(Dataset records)
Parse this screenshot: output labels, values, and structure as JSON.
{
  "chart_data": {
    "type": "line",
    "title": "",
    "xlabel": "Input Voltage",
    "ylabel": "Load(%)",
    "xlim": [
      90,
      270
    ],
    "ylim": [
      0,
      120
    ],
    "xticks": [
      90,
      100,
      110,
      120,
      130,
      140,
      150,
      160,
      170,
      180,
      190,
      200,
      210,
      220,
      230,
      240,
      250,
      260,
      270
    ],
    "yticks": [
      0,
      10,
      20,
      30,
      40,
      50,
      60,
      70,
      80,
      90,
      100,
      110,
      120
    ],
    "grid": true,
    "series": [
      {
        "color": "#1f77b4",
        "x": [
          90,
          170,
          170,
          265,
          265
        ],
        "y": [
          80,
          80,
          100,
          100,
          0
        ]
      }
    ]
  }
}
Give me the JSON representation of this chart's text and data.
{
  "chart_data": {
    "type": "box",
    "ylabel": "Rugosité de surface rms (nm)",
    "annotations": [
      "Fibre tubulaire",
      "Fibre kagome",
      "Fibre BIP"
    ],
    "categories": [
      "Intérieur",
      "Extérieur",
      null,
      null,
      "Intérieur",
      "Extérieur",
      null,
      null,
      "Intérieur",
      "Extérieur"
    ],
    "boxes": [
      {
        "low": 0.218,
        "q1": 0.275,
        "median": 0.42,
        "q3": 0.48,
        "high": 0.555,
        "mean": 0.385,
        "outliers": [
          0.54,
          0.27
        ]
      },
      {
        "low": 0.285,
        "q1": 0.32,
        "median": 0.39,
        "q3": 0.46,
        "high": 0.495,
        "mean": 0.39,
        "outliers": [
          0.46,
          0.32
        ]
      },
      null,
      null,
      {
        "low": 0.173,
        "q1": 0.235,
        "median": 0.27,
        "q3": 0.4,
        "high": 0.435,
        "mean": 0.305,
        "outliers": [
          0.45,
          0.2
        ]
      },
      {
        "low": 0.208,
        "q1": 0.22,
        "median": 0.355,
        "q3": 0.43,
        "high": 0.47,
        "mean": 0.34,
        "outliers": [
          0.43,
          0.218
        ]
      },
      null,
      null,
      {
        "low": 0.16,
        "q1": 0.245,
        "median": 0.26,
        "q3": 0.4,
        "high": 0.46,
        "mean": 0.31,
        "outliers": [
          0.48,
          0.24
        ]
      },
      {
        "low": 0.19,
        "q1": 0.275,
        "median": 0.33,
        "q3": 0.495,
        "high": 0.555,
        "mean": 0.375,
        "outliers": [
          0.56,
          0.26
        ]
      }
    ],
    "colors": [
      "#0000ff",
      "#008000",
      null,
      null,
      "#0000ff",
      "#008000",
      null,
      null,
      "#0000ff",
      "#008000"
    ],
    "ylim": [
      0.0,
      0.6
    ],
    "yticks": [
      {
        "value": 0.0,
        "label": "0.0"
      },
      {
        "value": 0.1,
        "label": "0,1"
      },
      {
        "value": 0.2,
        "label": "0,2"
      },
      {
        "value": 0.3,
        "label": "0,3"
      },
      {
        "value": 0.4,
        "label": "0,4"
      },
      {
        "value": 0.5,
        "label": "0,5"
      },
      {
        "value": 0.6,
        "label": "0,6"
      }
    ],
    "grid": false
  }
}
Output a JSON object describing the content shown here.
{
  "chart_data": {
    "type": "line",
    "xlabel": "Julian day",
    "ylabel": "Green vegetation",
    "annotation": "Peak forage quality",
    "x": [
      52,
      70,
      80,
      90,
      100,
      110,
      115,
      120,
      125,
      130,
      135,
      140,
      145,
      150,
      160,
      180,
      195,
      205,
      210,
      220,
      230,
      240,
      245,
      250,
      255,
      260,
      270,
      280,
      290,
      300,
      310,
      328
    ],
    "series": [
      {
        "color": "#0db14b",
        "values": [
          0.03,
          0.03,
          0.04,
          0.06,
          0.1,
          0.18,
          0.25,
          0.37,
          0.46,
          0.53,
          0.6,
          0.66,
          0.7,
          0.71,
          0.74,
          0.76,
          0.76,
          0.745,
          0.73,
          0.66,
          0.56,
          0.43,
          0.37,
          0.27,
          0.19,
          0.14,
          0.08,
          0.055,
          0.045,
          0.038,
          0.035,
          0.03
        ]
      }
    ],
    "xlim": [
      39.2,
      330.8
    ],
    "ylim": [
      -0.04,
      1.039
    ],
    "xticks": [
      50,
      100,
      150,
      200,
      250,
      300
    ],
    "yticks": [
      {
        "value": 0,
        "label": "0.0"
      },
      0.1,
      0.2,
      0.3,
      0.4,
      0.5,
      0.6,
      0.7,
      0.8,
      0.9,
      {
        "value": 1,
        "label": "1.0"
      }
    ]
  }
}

_Exercise:_
Report each line in the preceding entries that holds the string "ylabel".

_Final result:_
    "ylabel": "Load(%)",
    "ylabel": "Rugosité de surface rms (nm)",
    "ylabel": "Green vegetation",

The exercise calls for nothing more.